Given problem => Search the data for the string "values" and extract every line where it appears.

Data rows =>

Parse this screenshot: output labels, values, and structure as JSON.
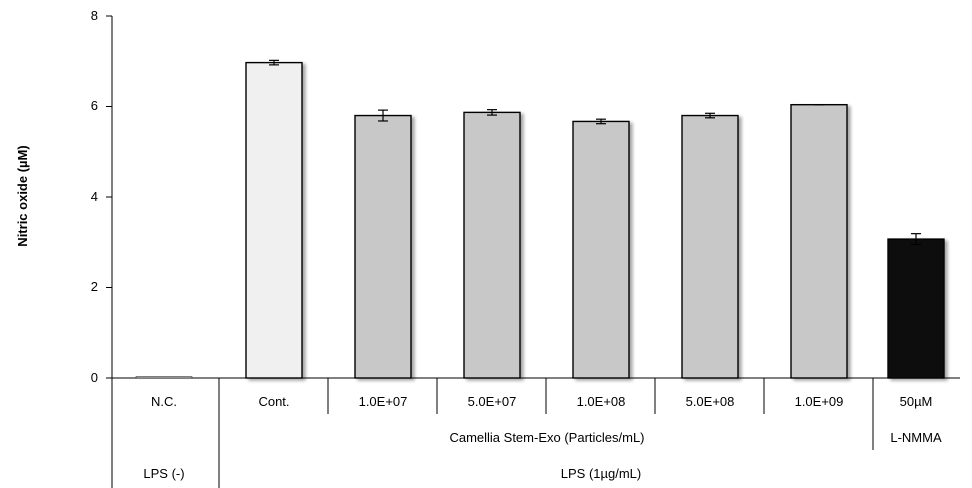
{
  "chart_data": {
    "type": "bar",
    "title": "",
    "ylabel": "Nitric oxide (µM)",
    "ylim": [
      0,
      8
    ],
    "yticks": [
      "0",
      "2",
      "4",
      "6",
      "8"
    ],
    "categories": [
      "N.C.",
      "Cont.",
      "1.0E+07",
      "5.0E+07",
      "1.0E+08",
      "5.0E+08",
      "1.0E+09",
      "50µM"
    ],
    "values": [
      0.0,
      6.97,
      5.8,
      5.87,
      5.67,
      5.8,
      6.04,
      3.07
    ],
    "errors": [
      0.0,
      0.05,
      0.12,
      0.06,
      0.05,
      0.05,
      0.0,
      0.12
    ],
    "group_labels_row2": {
      "camellia": "Camellia Stem-Exo (Particles/mL)",
      "lnmma": "L-NMMA"
    },
    "group_labels_row3": {
      "lps_neg": "LPS (-)",
      "lps_pos": "LPS (1µg/mL)"
    },
    "colors": {
      "control": "#f0f0f0",
      "sample": "#c8c8c8",
      "positive": "#0d0d0d",
      "outline": "#000000",
      "shadow": "#cfcfcf"
    }
  }
}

Exercise response =>
Parse this screenshot: output labels, values, and structure as JSON.
    "values": [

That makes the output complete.